[Figure record extracts]
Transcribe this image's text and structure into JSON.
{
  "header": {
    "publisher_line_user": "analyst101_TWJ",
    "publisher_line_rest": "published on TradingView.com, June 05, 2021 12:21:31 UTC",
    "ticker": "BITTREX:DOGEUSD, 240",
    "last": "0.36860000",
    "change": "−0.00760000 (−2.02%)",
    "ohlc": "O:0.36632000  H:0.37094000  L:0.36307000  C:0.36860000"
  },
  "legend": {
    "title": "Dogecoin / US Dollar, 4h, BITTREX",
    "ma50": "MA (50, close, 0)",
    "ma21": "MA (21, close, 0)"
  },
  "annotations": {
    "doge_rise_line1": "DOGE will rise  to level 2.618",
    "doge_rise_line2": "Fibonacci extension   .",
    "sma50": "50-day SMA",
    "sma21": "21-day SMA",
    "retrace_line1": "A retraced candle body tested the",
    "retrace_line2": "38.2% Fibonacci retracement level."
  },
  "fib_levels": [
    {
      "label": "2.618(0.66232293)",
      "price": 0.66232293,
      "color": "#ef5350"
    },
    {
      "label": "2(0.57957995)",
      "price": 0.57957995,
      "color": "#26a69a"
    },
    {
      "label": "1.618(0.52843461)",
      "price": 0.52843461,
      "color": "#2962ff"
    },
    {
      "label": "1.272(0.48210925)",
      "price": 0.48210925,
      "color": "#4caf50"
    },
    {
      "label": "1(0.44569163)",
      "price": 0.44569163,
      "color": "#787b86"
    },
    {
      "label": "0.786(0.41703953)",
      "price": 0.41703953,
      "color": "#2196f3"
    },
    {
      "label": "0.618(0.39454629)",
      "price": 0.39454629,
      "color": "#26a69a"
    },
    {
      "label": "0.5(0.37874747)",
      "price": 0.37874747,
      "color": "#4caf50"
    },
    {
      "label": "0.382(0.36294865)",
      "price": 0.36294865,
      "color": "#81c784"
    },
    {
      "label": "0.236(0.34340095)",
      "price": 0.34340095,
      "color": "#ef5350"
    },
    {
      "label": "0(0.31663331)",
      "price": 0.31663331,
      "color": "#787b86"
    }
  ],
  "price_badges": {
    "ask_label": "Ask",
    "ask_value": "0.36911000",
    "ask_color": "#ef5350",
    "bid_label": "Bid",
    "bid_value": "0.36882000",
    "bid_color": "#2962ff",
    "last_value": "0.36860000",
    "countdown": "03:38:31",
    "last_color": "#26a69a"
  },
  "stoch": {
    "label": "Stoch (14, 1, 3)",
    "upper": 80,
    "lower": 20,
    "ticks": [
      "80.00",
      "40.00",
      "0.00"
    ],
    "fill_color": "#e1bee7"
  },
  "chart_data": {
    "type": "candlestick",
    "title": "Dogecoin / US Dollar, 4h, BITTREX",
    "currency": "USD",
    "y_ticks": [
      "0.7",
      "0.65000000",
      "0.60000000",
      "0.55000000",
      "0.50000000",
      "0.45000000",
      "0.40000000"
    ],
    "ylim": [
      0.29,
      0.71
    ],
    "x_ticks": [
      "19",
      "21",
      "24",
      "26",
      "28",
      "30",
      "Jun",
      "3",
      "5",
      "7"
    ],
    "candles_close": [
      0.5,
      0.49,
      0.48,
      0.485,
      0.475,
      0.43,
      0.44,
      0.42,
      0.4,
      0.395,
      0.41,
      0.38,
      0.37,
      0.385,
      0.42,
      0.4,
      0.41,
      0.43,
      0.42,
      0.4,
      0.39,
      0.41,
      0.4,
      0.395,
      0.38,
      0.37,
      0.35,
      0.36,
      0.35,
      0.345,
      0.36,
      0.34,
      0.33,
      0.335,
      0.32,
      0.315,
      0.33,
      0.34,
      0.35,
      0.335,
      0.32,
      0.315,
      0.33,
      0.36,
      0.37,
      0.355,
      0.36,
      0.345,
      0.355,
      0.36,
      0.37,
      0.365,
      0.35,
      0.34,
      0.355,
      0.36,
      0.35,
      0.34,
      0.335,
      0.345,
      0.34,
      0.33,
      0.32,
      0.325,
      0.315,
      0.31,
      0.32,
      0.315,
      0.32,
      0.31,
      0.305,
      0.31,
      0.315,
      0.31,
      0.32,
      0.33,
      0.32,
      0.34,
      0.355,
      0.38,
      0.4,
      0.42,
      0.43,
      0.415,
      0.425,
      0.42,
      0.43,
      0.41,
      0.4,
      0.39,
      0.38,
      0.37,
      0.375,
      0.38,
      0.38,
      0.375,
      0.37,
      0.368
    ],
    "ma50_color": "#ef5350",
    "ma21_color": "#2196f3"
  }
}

## DIRECTIONS FOR THIS TASK
Please reproduce all of the entries exactly as they stand.

## WRITTEN SOLUTION
Transcribe this image's text and structure into JSON.
{
  "header": {
    "publisher_line_user": "analyst101_TWJ",
    "publisher_line_rest": "published on TradingView.com, June 05, 2021 12:21:31 UTC",
    "ticker": "BITTREX:DOGEUSD, 240",
    "last": "0.36860000",
    "change": "−0.00760000 (−2.02%)",
    "ohlc": "O:0.36632000  H:0.37094000  L:0.36307000  C:0.36860000"
  },
  "legend": {
    "title": "Dogecoin / US Dollar, 4h, BITTREX",
    "ma50": "MA (50, close, 0)",
    "ma21": "MA (21, close, 0)"
  },
  "annotations": {
    "doge_rise_line1": "DOGE will rise  to level 2.618",
    "doge_rise_line2": "Fibonacci extension   .",
    "sma50": "50-day SMA",
    "sma21": "21-day SMA",
    "retrace_line1": "A retraced candle body tested the",
    "retrace_line2": "38.2% Fibonacci retracement level."
  },
  "fib_levels": [
    {
      "label": "2.618(0.66232293)",
      "price": 0.66232293,
      "color": "#ef5350"
    },
    {
      "label": "2(0.57957995)",
      "price": 0.57957995,
      "color": "#26a69a"
    },
    {
      "label": "1.618(0.52843461)",
      "price": 0.52843461,
      "color": "#2962ff"
    },
    {
      "label": "1.272(0.48210925)",
      "price": 0.48210925,
      "color": "#4caf50"
    },
    {
      "label": "1(0.44569163)",
      "price": 0.44569163,
      "color": "#787b86"
    },
    {
      "label": "0.786(0.41703953)",
      "price": 0.41703953,
      "color": "#2196f3"
    },
    {
      "label": "0.618(0.39454629)",
      "price": 0.39454629,
      "color": "#26a69a"
    },
    {
      "label": "0.5(0.37874747)",
      "price": 0.37874747,
      "color": "#4caf50"
    },
    {
      "label": "0.382(0.36294865)",
      "price": 0.36294865,
      "color": "#81c784"
    },
    {
      "label": "0.236(0.34340095)",
      "price": 0.34340095,
      "color": "#ef5350"
    },
    {
      "label": "0(0.31663331)",
      "price": 0.31663331,
      "color": "#787b86"
    }
  ],
  "price_badges": {
    "ask_label": "Ask",
    "ask_value": "0.36911000",
    "ask_color": "#ef5350",
    "bid_label": "Bid",
    "bid_value": "0.36882000",
    "bid_color": "#2962ff",
    "last_value": "0.36860000",
    "countdown": "03:38:31",
    "last_color": "#26a69a"
  },
  "stoch": {
    "label": "Stoch (14, 1, 3)",
    "upper": 80,
    "lower": 20,
    "ticks": [
      "80.00",
      "40.00",
      "0.00"
    ],
    "fill_color": "#e1bee7"
  },
  "chart_data": {
    "type": "candlestick",
    "title": "Dogecoin / US Dollar, 4h, BITTREX",
    "currency": "USD",
    "y_ticks": [
      "0.7",
      "0.65000000",
      "0.60000000",
      "0.55000000",
      "0.50000000",
      "0.45000000",
      "0.40000000"
    ],
    "ylim": [
      0.29,
      0.71
    ],
    "x_ticks": [
      "19",
      "21",
      "24",
      "26",
      "28",
      "30",
      "Jun",
      "3",
      "5",
      "7"
    ],
    "candles_close": [
      0.5,
      0.49,
      0.48,
      0.485,
      0.475,
      0.43,
      0.44,
      0.42,
      0.4,
      0.395,
      0.41,
      0.38,
      0.37,
      0.385,
      0.42,
      0.4,
      0.41,
      0.43,
      0.42,
      0.4,
      0.39,
      0.41,
      0.4,
      0.395,
      0.38,
      0.37,
      0.35,
      0.36,
      0.35,
      0.345,
      0.36,
      0.34,
      0.33,
      0.335,
      0.32,
      0.315,
      0.33,
      0.34,
      0.35,
      0.335,
      0.32,
      0.315,
      0.33,
      0.36,
      0.37,
      0.355,
      0.36,
      0.345,
      0.355,
      0.36,
      0.37,
      0.365,
      0.35,
      0.34,
      0.355,
      0.36,
      0.35,
      0.34,
      0.335,
      0.345,
      0.34,
      0.33,
      0.32,
      0.325,
      0.315,
      0.31,
      0.32,
      0.315,
      0.32,
      0.31,
      0.305,
      0.31,
      0.315,
      0.31,
      0.32,
      0.33,
      0.32,
      0.34,
      0.355,
      0.38,
      0.4,
      0.42,
      0.43,
      0.415,
      0.425,
      0.42,
      0.43,
      0.41,
      0.4,
      0.39,
      0.38,
      0.37,
      0.375,
      0.38,
      0.38,
      0.375,
      0.37,
      0.368
    ],
    "ma50_color": "#ef5350",
    "ma21_color": "#2196f3"
  }
}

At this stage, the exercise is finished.